Stated task >>
Take the material below and retype it in full; pictures are left out.

[BEGIN Data section]

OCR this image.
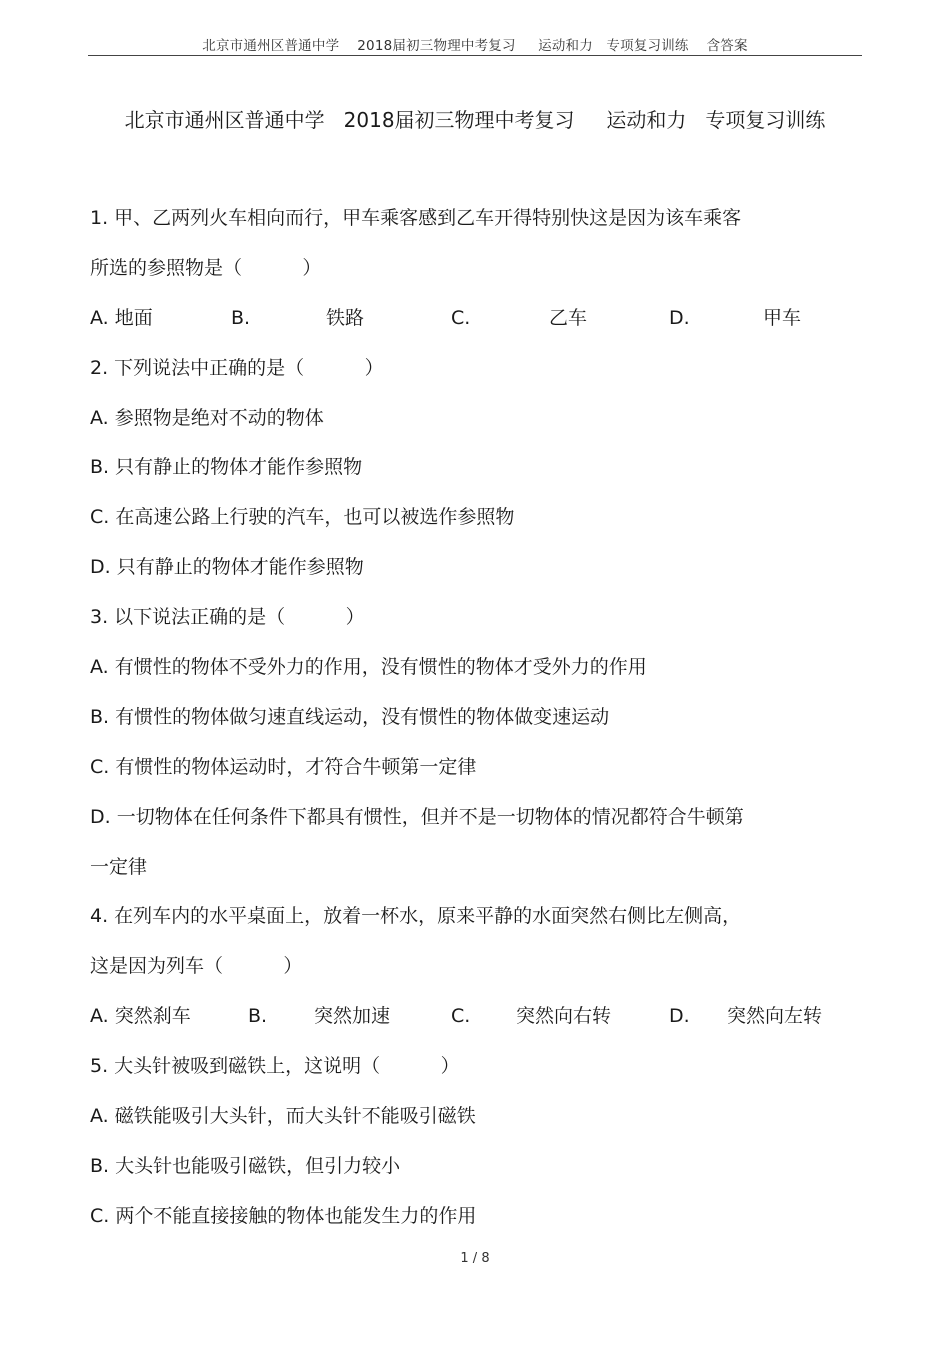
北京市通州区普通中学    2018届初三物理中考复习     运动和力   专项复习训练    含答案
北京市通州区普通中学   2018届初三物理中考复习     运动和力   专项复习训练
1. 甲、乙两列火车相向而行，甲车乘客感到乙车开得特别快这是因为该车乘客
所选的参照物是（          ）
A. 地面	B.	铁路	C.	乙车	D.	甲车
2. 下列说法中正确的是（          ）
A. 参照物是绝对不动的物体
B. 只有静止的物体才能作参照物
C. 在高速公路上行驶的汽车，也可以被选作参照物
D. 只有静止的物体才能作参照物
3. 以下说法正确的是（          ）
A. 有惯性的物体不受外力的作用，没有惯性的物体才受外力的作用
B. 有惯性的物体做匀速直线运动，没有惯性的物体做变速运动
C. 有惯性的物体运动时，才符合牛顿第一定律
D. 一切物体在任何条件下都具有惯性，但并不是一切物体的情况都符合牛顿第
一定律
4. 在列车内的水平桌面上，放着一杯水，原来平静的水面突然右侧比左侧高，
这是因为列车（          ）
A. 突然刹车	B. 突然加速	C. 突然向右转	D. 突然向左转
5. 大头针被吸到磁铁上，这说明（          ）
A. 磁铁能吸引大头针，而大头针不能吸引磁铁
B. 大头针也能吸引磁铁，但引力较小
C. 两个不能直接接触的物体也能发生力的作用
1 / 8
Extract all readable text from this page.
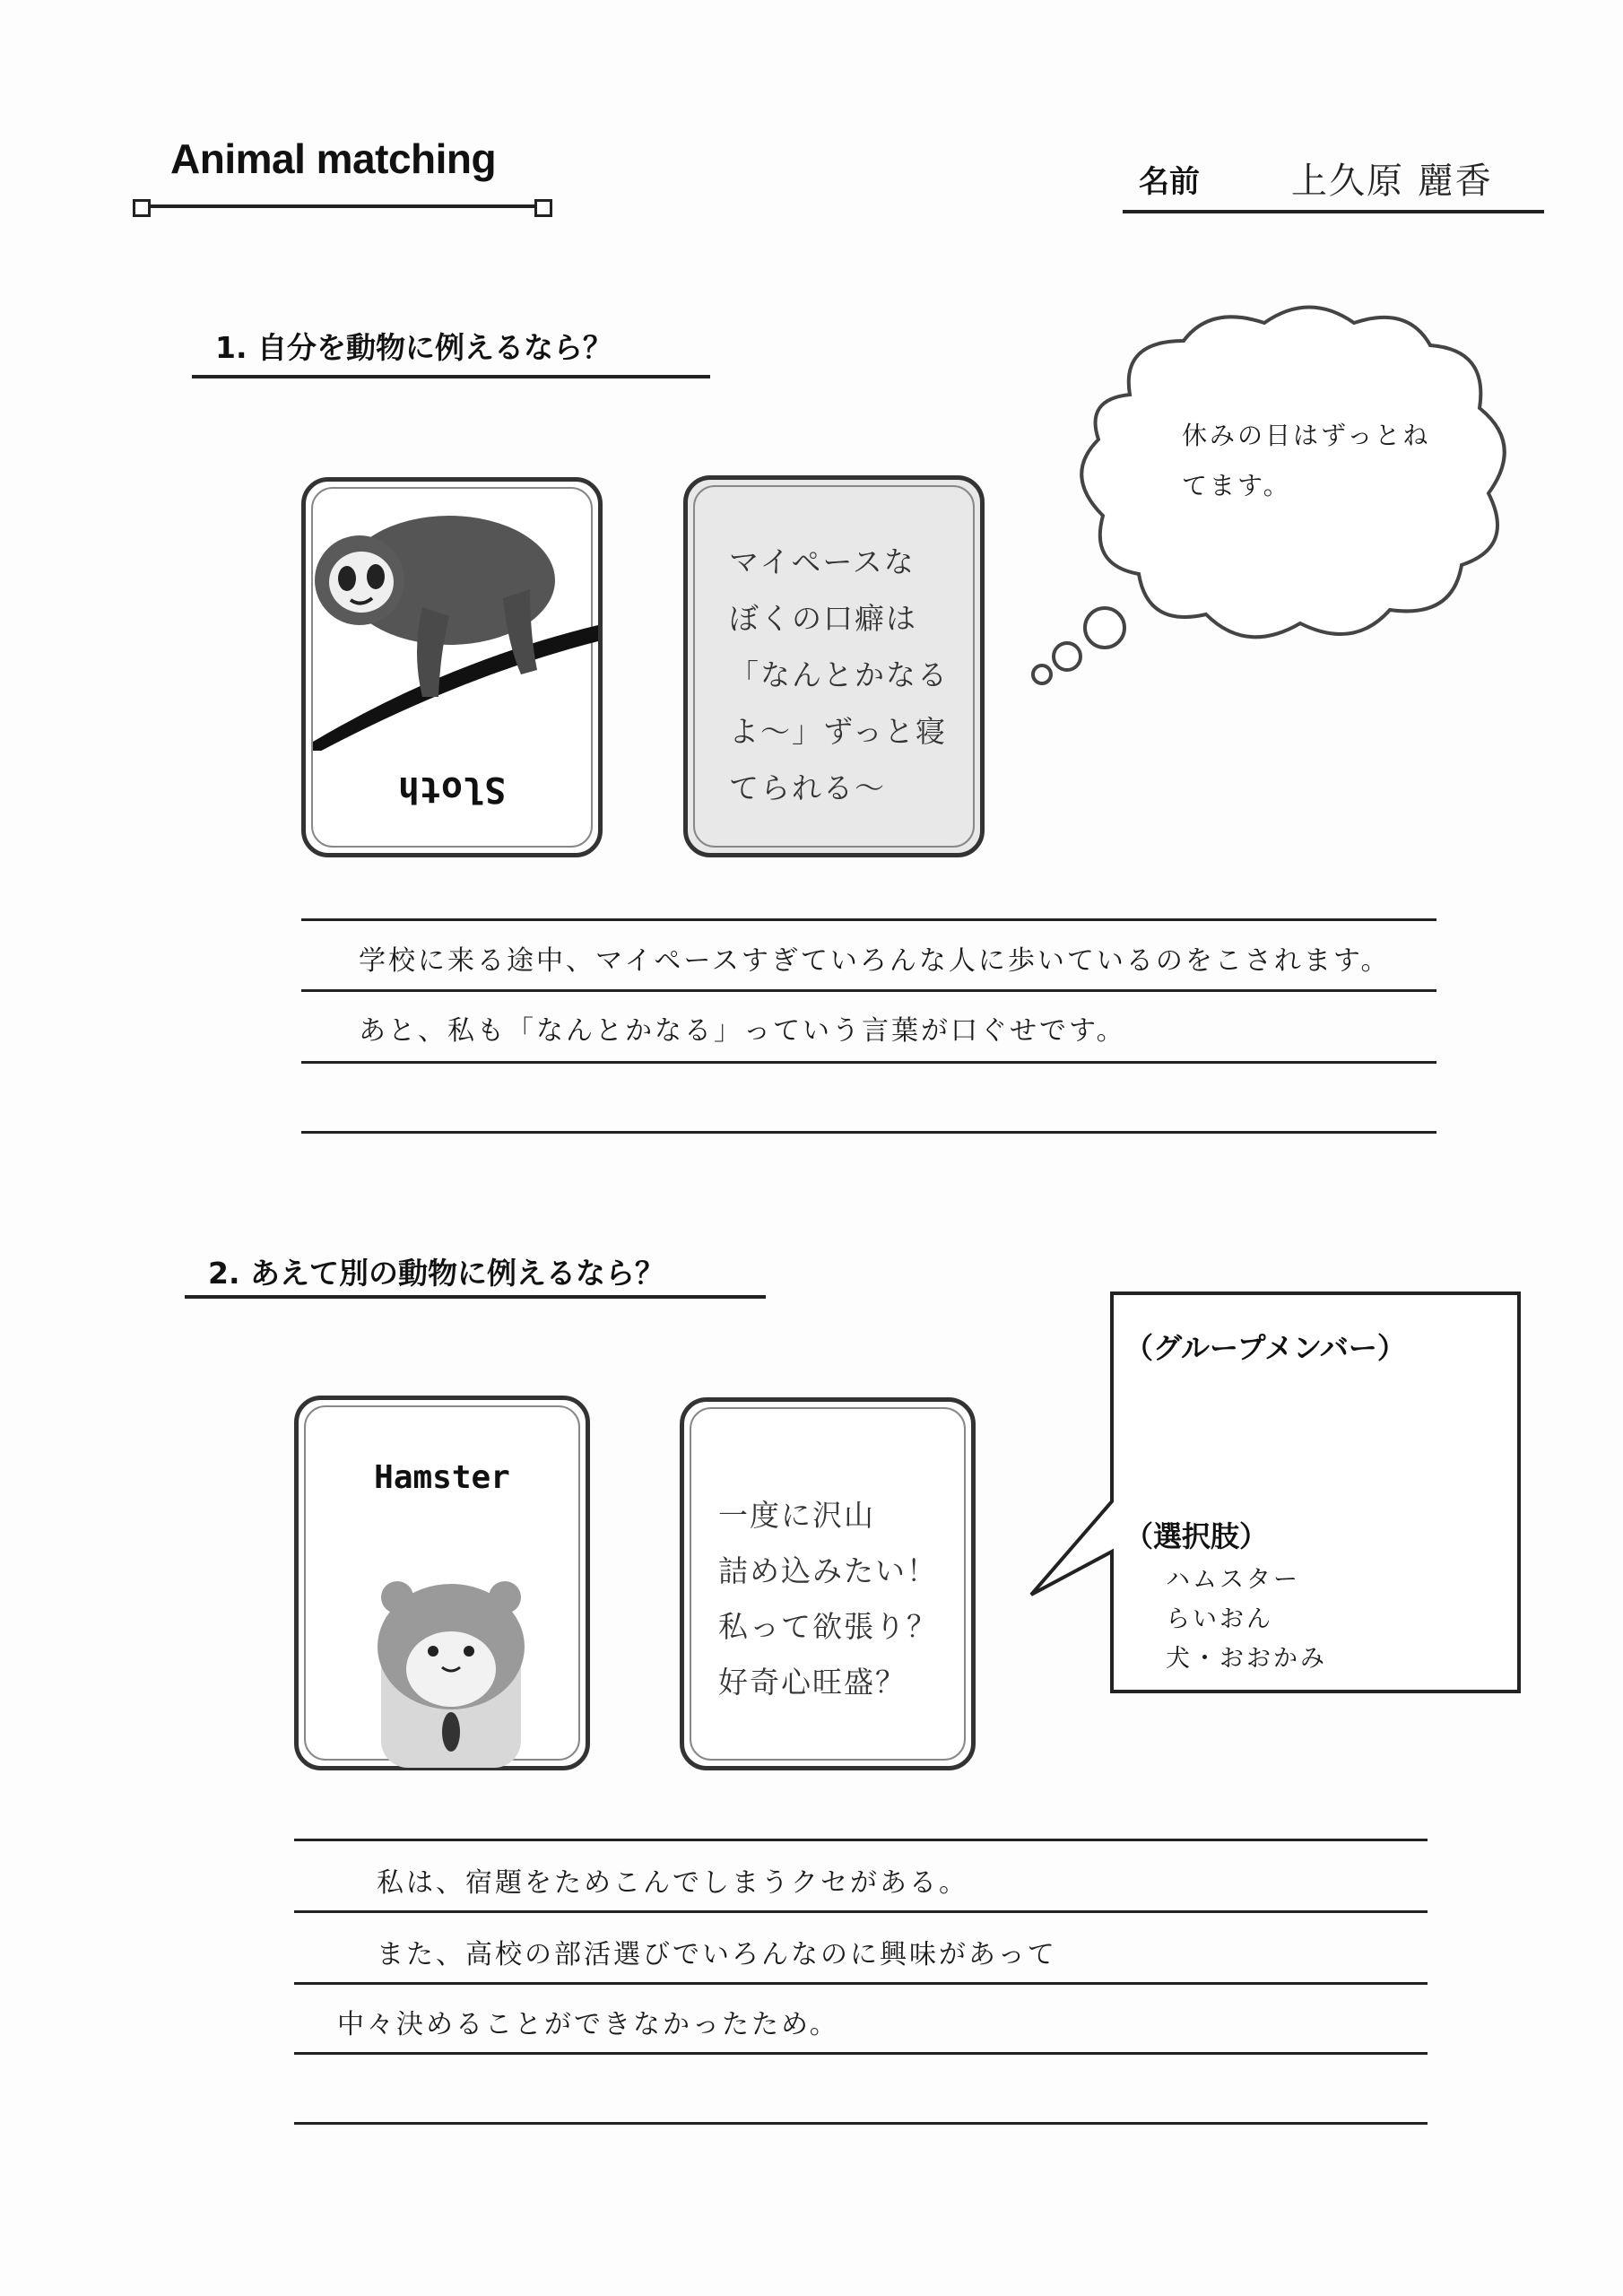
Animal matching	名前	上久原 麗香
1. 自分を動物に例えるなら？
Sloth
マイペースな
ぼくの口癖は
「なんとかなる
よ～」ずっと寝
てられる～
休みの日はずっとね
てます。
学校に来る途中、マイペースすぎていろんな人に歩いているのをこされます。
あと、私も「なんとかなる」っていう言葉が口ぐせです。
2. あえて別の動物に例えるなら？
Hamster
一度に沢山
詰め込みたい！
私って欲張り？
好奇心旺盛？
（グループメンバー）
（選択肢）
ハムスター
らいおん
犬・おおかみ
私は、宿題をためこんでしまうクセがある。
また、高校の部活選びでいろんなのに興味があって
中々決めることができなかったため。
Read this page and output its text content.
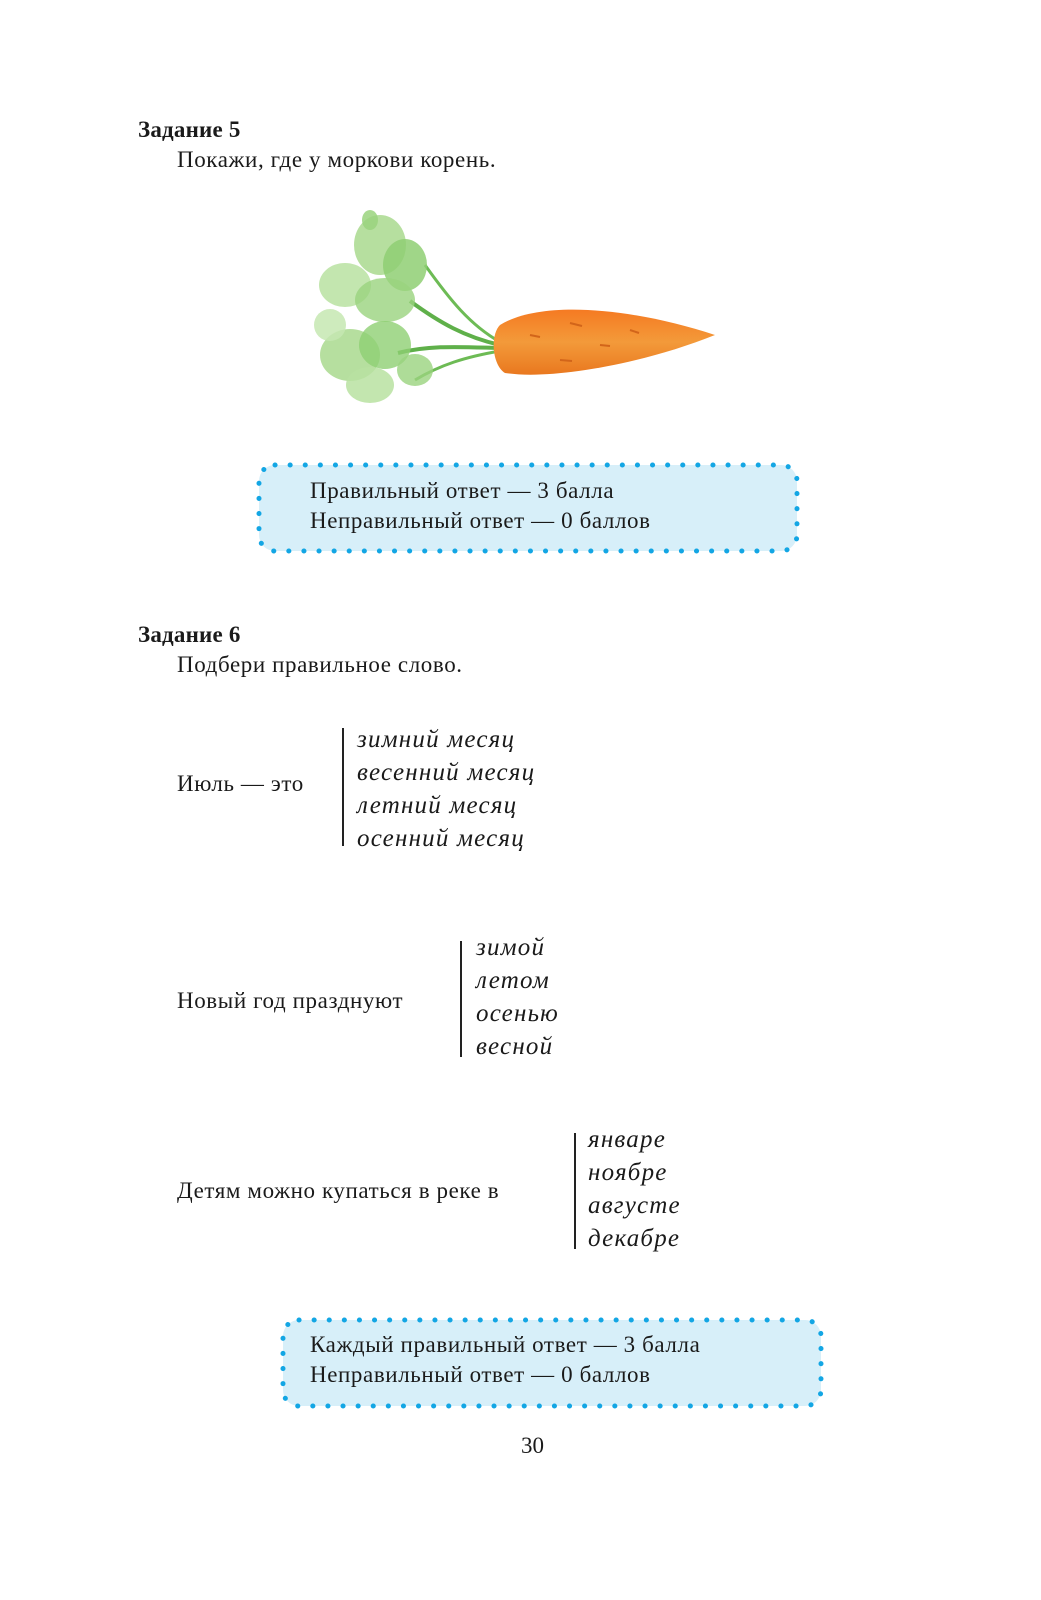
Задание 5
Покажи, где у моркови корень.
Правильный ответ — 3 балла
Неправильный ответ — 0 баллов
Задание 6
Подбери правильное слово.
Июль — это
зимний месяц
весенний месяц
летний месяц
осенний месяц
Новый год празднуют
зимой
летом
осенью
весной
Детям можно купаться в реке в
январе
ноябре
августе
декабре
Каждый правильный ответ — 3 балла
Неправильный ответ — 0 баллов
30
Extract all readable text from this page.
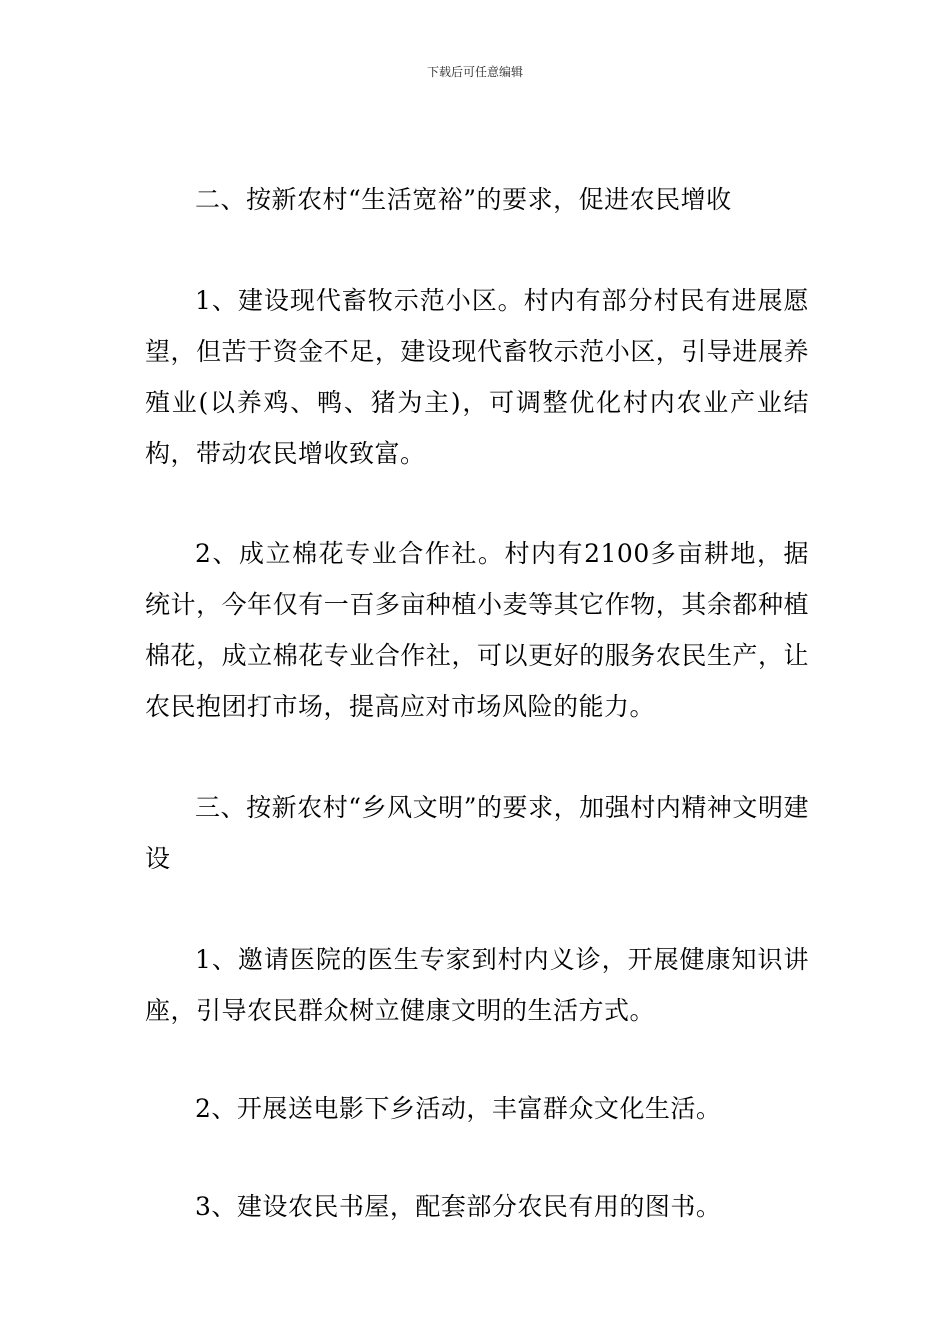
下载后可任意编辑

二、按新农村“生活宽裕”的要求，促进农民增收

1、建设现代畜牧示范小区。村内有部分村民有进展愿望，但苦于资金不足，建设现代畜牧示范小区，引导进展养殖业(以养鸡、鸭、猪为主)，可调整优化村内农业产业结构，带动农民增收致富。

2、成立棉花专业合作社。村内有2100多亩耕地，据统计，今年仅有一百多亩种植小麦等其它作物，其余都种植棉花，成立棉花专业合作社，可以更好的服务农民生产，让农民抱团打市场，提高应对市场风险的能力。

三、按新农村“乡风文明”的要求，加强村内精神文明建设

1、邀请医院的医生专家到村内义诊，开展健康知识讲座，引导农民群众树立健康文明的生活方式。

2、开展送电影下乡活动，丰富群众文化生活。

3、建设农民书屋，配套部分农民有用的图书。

[END Data section]

Answer for the task >>
OCR this image.
北京市通州区普通中学    2018届初三物理中考复习     运动和力   专项复习训练    含答案
北京市通州区普通中学   2018届初三物理中考复习     运动和力   专项复习训练
1. 甲、乙两列火车相向而行，甲车乘客感到乙车开得特别快这是因为该车乘客
所选的参照物是（          ）
A. 地面	B.	铁路	C.	乙车	D.	甲车
2. 下列说法中正确的是（          ）
A. 参照物是绝对不动的物体
B. 只有静止的物体才能作参照物
C. 在高速公路上行驶的汽车，也可以被选作参照物
D. 只有静止的物体才能作参照物
3. 以下说法正确的是（          ）
A. 有惯性的物体不受外力的作用，没有惯性的物体才受外力的作用
B. 有惯性的物体做匀速直线运动，没有惯性的物体做变速运动
C. 有惯性的物体运动时，才符合牛顿第一定律
D. 一切物体在任何条件下都具有惯性，但并不是一切物体的情况都符合牛顿第
一定律
4. 在列车内的水平桌面上，放着一杯水，原来平静的水面突然右侧比左侧高，
这是因为列车（          ）
A. 突然刹车	B. 突然加速	C. 突然向右转	D. 突然向左转
5. 大头针被吸到磁铁上，这说明（          ）
A. 磁铁能吸引大头针，而大头针不能吸引磁铁
B. 大头针也能吸引磁铁，但引力较小
C. 两个不能直接接触的物体也能发生力的作用
1 / 8
Extract all readable text from this page.
Animal matching	名前	上久原 麗香
1. 自分を動物に例えるなら？
Sloth
マイペースな
ぼくの口癖は
「なんとかなる
よ～」ずっと寝
てられる～
休みの日はずっとね
てます。
学校に来る途中、マイペースすぎていろんな人に歩いているのをこされます。
あと、私も「なんとかなる」っていう言葉が口ぐせです。
2. あえて別の動物に例えるなら？
Hamster
一度に沢山
詰め込みたい！
私って欲張り？
好奇心旺盛？
（グループメンバー）
（選択肢）
ハムスター
らいおん
犬・おおかみ
私は、宿題をためこんでしまうクセがある。
また、高校の部活選びでいろんなのに興味があって
中々決めることができなかったため。
Read this page and output its text content.
Задание 5
Покажи, где у моркови корень.
Правильный ответ — 3 балла
Неправильный ответ — 0 баллов
Задание 6
Подбери правильное слово.
Июль — это
зимний месяц
весенний месяц
летний месяц
осенний месяц
Новый год празднуют
зимой
летом
осенью
весной
Детям можно купаться в реке в
январе
ноябре
августе
декабре
Каждый правильный ответ — 3 балла
Неправильный ответ — 0 баллов
30
Extract all readable text from this page.
下载后可任意编辑

二、按新农村“生活宽裕”的要求，促进农民增收

1、建设现代畜牧示范小区。村内有部分村民有进展愿望，但苦于资金不足，建设现代畜牧示范小区，引导进展养殖业(以养鸡、鸭、猪为主)，可调整优化村内农业产业结构，带动农民增收致富。

2、成立棉花专业合作社。村内有2100多亩耕地，据统计，今年仅有一百多亩种植小麦等其它作物，其余都种植棉花，成立棉花专业合作社，可以更好的服务农民生产，让农民抱团打市场，提高应对市场风险的能力。

三、按新农村“乡风文明”的要求，加强村内精神文明建设

1、邀请医院的医生专家到村内义诊，开展健康知识讲座，引导农民群众树立健康文明的生活方式。

2、开展送电影下乡活动，丰富群众文化生活。

3、建设农民书屋，配套部分农民有用的图书。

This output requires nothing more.